--- BEGIN Records provided ---

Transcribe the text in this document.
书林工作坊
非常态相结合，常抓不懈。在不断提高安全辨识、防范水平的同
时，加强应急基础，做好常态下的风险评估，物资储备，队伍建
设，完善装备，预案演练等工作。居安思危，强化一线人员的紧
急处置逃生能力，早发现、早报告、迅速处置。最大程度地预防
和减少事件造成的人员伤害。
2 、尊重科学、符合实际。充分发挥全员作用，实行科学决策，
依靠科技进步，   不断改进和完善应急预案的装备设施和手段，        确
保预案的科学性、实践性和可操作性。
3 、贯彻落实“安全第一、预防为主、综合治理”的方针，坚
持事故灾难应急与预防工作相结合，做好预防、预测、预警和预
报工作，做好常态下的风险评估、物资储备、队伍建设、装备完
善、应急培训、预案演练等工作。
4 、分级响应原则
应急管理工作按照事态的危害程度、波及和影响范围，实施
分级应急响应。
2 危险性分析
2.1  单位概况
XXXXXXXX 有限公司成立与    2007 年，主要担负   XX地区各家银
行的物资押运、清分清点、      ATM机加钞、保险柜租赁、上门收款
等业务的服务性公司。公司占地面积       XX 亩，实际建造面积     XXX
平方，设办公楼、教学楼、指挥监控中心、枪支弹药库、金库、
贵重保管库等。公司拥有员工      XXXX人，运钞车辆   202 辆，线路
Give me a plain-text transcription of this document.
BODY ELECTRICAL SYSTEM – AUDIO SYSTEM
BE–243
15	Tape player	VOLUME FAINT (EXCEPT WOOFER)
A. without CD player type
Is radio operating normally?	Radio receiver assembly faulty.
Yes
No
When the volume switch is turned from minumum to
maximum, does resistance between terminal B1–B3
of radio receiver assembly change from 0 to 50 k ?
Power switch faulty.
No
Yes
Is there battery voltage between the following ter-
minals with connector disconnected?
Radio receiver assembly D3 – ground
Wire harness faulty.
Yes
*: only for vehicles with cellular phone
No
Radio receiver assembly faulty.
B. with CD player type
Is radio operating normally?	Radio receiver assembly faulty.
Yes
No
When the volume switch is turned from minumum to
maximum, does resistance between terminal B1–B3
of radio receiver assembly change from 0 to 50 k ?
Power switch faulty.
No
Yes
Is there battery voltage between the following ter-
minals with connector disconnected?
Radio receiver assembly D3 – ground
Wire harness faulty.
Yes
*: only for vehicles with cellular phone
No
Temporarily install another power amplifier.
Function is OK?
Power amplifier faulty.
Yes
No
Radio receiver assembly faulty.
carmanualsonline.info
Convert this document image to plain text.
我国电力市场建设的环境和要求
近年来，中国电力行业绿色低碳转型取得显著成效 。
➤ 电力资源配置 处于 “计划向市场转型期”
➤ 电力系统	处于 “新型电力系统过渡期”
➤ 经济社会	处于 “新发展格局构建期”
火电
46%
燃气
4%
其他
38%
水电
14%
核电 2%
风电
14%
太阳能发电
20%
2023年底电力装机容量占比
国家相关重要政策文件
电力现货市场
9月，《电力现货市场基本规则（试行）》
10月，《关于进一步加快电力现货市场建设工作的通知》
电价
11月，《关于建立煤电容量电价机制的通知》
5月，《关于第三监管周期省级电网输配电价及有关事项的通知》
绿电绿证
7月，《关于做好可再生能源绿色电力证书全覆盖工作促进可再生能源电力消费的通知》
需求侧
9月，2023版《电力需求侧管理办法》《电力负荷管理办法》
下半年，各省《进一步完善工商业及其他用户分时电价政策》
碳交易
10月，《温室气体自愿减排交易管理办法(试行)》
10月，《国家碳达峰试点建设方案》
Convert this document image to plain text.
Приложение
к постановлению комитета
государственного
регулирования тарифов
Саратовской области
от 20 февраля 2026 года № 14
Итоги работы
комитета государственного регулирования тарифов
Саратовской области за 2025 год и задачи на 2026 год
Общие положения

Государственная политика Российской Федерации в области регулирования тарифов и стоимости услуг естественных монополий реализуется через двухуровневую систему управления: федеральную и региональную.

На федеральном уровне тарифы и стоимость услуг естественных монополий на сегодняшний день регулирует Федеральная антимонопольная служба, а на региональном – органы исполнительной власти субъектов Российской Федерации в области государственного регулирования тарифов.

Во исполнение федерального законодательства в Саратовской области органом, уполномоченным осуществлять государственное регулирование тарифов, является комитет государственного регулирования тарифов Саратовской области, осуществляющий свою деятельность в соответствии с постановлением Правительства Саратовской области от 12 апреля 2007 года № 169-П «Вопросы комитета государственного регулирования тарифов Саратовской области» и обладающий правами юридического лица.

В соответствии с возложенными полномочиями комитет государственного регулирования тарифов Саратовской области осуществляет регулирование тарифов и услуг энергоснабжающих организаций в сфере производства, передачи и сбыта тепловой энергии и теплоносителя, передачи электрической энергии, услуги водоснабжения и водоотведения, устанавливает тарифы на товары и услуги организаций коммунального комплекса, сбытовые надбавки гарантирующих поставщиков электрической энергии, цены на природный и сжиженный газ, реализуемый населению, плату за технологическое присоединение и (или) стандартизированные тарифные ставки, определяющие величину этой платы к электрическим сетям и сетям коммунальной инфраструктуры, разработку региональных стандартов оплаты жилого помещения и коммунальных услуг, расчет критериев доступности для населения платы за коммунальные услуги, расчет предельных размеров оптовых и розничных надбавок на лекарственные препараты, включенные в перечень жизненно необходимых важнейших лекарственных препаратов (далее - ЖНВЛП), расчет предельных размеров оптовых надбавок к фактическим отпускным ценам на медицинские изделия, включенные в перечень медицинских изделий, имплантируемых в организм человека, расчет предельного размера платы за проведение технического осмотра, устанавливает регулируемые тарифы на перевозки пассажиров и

--- END Records provided ---

● **Job**: Return every entry verbatim.

● **Solution for this exercise**:
Transcribe the text in this document.
书林工作坊
非常态相结合，常抓不懈。在不断提高安全辨识、防范水平的同
时，加强应急基础，做好常态下的风险评估，物资储备，队伍建
设，完善装备，预案演练等工作。居安思危，强化一线人员的紧
急处置逃生能力，早发现、早报告、迅速处置。最大程度地预防
和减少事件造成的人员伤害。
2 、尊重科学、符合实际。充分发挥全员作用，实行科学决策，
依靠科技进步，   不断改进和完善应急预案的装备设施和手段，        确
保预案的科学性、实践性和可操作性。
3 、贯彻落实“安全第一、预防为主、综合治理”的方针，坚
持事故灾难应急与预防工作相结合，做好预防、预测、预警和预
报工作，做好常态下的风险评估、物资储备、队伍建设、装备完
善、应急培训、预案演练等工作。
4 、分级响应原则
应急管理工作按照事态的危害程度、波及和影响范围，实施
分级应急响应。
2 危险性分析
2.1  单位概况
XXXXXXXX 有限公司成立与    2007 年，主要担负   XX地区各家银
行的物资押运、清分清点、      ATM机加钞、保险柜租赁、上门收款
等业务的服务性公司。公司占地面积       XX 亩，实际建造面积     XXX
平方，设办公楼、教学楼、指挥监控中心、枪支弹药库、金库、
贵重保管库等。公司拥有员工      XXXX人，运钞车辆   202 辆，线路
Give me a plain-text transcription of this document.
BODY ELECTRICAL SYSTEM – AUDIO SYSTEM
BE–243
15	Tape player	VOLUME FAINT (EXCEPT WOOFER)
A. without CD player type
Is radio operating normally?	Radio receiver assembly faulty.
Yes
No
When the volume switch is turned from minumum to
maximum, does resistance between terminal B1–B3
of radio receiver assembly change from 0 to 50 k ?
Power switch faulty.
No
Yes
Is there battery voltage between the following ter-
minals with connector disconnected?
Radio receiver assembly D3 – ground
Wire harness faulty.
Yes
*: only for vehicles with cellular phone
No
Radio receiver assembly faulty.
B. with CD player type
Is radio operating normally?	Radio receiver assembly faulty.
Yes
No
When the volume switch is turned from minumum to
maximum, does resistance between terminal B1–B3
of radio receiver assembly change from 0 to 50 k ?
Power switch faulty.
No
Yes
Is there battery voltage between the following ter-
minals with connector disconnected?
Radio receiver assembly D3 – ground
Wire harness faulty.
Yes
*: only for vehicles with cellular phone
No
Temporarily install another power amplifier.
Function is OK?
Power amplifier faulty.
Yes
No
Radio receiver assembly faulty.
carmanualsonline.info
Convert this document image to plain text.
我国电力市场建设的环境和要求
近年来，中国电力行业绿色低碳转型取得显著成效 。
➤ 电力资源配置 处于 “计划向市场转型期”
➤ 电力系统	处于 “新型电力系统过渡期”
➤ 经济社会	处于 “新发展格局构建期”
火电
46%
燃气
4%
其他
38%
水电
14%
核电 2%
风电
14%
太阳能发电
20%
2023年底电力装机容量占比
国家相关重要政策文件
电力现货市场
9月，《电力现货市场基本规则（试行）》
10月，《关于进一步加快电力现货市场建设工作的通知》
电价
11月，《关于建立煤电容量电价机制的通知》
5月，《关于第三监管周期省级电网输配电价及有关事项的通知》
绿电绿证
7月，《关于做好可再生能源绿色电力证书全覆盖工作促进可再生能源电力消费的通知》
需求侧
9月，2023版《电力需求侧管理办法》《电力负荷管理办法》
下半年，各省《进一步完善工商业及其他用户分时电价政策》
碳交易
10月，《温室气体自愿减排交易管理办法(试行)》
10月，《国家碳达峰试点建设方案》
Convert this document image to plain text.
Приложение
к постановлению комитета
государственного
регулирования тарифов
Саратовской области
от 20 февраля 2026 года № 14
Итоги работы
комитета государственного регулирования тарифов
Саратовской области за 2025 год и задачи на 2026 год
Общие положения

Государственная политика Российской Федерации в области регулирования тарифов и стоимости услуг естественных монополий реализуется через двухуровневую систему управления: федеральную и региональную.

На федеральном уровне тарифы и стоимость услуг естественных монополий на сегодняшний день регулирует Федеральная антимонопольная служба, а на региональном – органы исполнительной власти субъектов Российской Федерации в области государственного регулирования тарифов.

Во исполнение федерального законодательства в Саратовской области органом, уполномоченным осуществлять государственное регулирование тарифов, является комитет государственного регулирования тарифов Саратовской области, осуществляющий свою деятельность в соответствии с постановлением Правительства Саратовской области от 12 апреля 2007 года № 169-П «Вопросы комитета государственного регулирования тарифов Саратовской области» и обладающий правами юридического лица.

В соответствии с возложенными полномочиями комитет государственного регулирования тарифов Саратовской области осуществляет регулирование тарифов и услуг энергоснабжающих организаций в сфере производства, передачи и сбыта тепловой энергии и теплоносителя, передачи электрической энергии, услуги водоснабжения и водоотведения, устанавливает тарифы на товары и услуги организаций коммунального комплекса, сбытовые надбавки гарантирующих поставщиков электрической энергии, цены на природный и сжиженный газ, реализуемый населению, плату за технологическое присоединение и (или) стандартизированные тарифные ставки, определяющие величину этой платы к электрическим сетям и сетям коммунальной инфраструктуры, разработку региональных стандартов оплаты жилого помещения и коммунальных услуг, расчет критериев доступности для населения платы за коммунальные услуги, расчет предельных размеров оптовых и розничных надбавок на лекарственные препараты, включенные в перечень жизненно необходимых важнейших лекарственных препаратов (далее - ЖНВЛП), расчет предельных размеров оптовых надбавок к фактическим отпускным ценам на медицинские изделия, включенные в перечень медицинских изделий, имплантируемых в организм человека, расчет предельного размера платы за проведение технического осмотра, устанавливает регулируемые тарифы на перевозки пассажиров и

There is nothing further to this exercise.